SOURCE RECORDS
===============

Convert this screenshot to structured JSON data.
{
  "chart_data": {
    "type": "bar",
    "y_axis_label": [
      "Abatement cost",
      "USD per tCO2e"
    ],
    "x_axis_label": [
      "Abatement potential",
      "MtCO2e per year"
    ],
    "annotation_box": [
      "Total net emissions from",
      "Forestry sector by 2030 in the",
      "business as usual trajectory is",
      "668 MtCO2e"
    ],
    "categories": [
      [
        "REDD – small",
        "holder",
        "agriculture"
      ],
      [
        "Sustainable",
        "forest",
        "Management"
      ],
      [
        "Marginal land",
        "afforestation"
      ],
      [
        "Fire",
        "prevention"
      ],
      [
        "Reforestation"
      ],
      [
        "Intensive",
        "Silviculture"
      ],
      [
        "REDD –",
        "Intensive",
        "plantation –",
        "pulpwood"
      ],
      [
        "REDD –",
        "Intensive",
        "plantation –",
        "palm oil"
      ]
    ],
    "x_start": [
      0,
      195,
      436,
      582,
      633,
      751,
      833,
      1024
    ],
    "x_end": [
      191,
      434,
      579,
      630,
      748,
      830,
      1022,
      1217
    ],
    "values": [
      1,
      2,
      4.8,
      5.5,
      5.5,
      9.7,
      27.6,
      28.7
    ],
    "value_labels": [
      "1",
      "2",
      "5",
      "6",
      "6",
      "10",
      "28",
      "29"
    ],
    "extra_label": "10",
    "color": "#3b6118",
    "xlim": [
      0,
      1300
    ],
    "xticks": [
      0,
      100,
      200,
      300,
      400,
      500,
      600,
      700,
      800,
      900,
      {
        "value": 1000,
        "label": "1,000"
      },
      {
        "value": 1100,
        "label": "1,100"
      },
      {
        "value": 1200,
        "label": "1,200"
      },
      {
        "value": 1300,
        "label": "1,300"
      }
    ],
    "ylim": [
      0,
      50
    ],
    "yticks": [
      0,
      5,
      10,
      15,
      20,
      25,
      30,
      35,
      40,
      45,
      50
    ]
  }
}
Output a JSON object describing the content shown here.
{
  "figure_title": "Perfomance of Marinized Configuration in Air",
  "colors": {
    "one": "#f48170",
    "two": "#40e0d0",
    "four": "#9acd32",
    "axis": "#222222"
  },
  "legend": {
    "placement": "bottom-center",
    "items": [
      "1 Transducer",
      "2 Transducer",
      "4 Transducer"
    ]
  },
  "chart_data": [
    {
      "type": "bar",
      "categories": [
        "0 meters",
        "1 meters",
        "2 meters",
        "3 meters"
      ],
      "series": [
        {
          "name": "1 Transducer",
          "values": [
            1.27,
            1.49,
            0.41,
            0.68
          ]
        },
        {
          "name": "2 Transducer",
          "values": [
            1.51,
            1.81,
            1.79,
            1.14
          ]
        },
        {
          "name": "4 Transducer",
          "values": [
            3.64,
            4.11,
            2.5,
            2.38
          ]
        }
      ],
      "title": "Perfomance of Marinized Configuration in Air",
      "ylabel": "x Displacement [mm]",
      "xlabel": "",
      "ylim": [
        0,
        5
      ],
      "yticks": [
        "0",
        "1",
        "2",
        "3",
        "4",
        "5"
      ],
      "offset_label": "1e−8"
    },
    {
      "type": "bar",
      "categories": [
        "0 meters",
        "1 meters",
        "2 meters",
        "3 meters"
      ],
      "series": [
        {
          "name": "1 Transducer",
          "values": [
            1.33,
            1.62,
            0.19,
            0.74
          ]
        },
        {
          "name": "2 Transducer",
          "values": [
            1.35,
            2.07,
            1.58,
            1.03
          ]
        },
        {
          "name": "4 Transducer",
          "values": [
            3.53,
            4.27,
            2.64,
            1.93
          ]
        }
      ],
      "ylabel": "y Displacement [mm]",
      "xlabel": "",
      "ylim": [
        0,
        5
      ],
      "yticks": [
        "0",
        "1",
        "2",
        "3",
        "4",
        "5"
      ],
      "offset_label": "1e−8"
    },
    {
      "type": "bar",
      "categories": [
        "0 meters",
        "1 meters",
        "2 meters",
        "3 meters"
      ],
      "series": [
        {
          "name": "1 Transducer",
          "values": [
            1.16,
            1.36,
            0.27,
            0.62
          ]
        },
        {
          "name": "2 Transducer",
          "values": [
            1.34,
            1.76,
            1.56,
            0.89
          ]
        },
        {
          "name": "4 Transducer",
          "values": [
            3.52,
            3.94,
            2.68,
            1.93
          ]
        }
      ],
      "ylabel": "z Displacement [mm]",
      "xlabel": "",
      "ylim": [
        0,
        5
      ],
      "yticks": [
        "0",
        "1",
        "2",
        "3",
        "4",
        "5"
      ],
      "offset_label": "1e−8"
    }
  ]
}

===============

WHAT YOU HAVE TO DO
Return all lines containing the word "Marinized".

RESPONSE
  "figure_title": "Perfomance of Marinized Configuration in Air",
      "title": "Perfomance of Marinized Configuration in Air",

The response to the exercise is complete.